[Records contained in a dataset]

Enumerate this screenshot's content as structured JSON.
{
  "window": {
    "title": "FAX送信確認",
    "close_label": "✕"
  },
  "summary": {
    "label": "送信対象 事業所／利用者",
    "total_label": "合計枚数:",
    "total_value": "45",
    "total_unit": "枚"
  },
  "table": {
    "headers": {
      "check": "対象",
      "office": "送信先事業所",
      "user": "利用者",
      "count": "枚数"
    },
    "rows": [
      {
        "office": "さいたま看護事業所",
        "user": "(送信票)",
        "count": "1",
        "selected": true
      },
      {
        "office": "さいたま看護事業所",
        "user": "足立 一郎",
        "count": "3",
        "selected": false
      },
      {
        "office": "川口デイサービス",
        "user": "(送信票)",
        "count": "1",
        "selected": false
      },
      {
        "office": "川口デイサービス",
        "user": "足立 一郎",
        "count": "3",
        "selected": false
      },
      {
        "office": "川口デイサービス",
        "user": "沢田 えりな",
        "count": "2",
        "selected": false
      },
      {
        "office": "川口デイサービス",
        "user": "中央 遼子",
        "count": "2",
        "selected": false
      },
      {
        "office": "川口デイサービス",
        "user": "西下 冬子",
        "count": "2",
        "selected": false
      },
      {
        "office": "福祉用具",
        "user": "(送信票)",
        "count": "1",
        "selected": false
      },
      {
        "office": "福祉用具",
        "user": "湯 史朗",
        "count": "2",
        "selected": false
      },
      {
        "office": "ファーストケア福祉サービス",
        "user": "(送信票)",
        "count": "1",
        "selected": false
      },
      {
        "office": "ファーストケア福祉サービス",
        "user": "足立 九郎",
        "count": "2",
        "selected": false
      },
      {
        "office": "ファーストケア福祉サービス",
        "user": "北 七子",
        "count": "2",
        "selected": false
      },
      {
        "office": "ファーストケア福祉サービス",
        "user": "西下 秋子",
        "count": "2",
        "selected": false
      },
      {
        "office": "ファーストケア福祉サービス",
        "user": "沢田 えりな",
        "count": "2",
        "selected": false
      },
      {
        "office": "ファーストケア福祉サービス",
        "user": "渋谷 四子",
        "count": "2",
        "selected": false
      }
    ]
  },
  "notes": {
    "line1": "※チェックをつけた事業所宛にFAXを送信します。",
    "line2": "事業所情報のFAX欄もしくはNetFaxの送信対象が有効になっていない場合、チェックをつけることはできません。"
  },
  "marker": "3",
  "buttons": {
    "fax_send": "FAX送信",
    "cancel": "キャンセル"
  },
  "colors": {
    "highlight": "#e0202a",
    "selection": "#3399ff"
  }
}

WRITTEN TASK
Each line above must be printed exactly as it appears.

EXPECTED OUTPUT
Enumerate this screenshot's content as structured JSON.
{
  "window": {
    "title": "FAX送信確認",
    "close_label": "✕"
  },
  "summary": {
    "label": "送信対象 事業所／利用者",
    "total_label": "合計枚数:",
    "total_value": "45",
    "total_unit": "枚"
  },
  "table": {
    "headers": {
      "check": "対象",
      "office": "送信先事業所",
      "user": "利用者",
      "count": "枚数"
    },
    "rows": [
      {
        "office": "さいたま看護事業所",
        "user": "(送信票)",
        "count": "1",
        "selected": true
      },
      {
        "office": "さいたま看護事業所",
        "user": "足立 一郎",
        "count": "3",
        "selected": false
      },
      {
        "office": "川口デイサービス",
        "user": "(送信票)",
        "count": "1",
        "selected": false
      },
      {
        "office": "川口デイサービス",
        "user": "足立 一郎",
        "count": "3",
        "selected": false
      },
      {
        "office": "川口デイサービス",
        "user": "沢田 えりな",
        "count": "2",
        "selected": false
      },
      {
        "office": "川口デイサービス",
        "user": "中央 遼子",
        "count": "2",
        "selected": false
      },
      {
        "office": "川口デイサービス",
        "user": "西下 冬子",
        "count": "2",
        "selected": false
      },
      {
        "office": "福祉用具",
        "user": "(送信票)",
        "count": "1",
        "selected": false
      },
      {
        "office": "福祉用具",
        "user": "湯 史朗",
        "count": "2",
        "selected": false
      },
      {
        "office": "ファーストケア福祉サービス",
        "user": "(送信票)",
        "count": "1",
        "selected": false
      },
      {
        "office": "ファーストケア福祉サービス",
        "user": "足立 九郎",
        "count": "2",
        "selected": false
      },
      {
        "office": "ファーストケア福祉サービス",
        "user": "北 七子",
        "count": "2",
        "selected": false
      },
      {
        "office": "ファーストケア福祉サービス",
        "user": "西下 秋子",
        "count": "2",
        "selected": false
      },
      {
        "office": "ファーストケア福祉サービス",
        "user": "沢田 えりな",
        "count": "2",
        "selected": false
      },
      {
        "office": "ファーストケア福祉サービス",
        "user": "渋谷 四子",
        "count": "2",
        "selected": false
      }
    ]
  },
  "notes": {
    "line1": "※チェックをつけた事業所宛にFAXを送信します。",
    "line2": "事業所情報のFAX欄もしくはNetFaxの送信対象が有効になっていない場合、チェックをつけることはできません。"
  },
  "marker": "3",
  "buttons": {
    "fax_send": "FAX送信",
    "cancel": "キャンセル"
  },
  "colors": {
    "highlight": "#e0202a",
    "selection": "#3399ff"
  }
}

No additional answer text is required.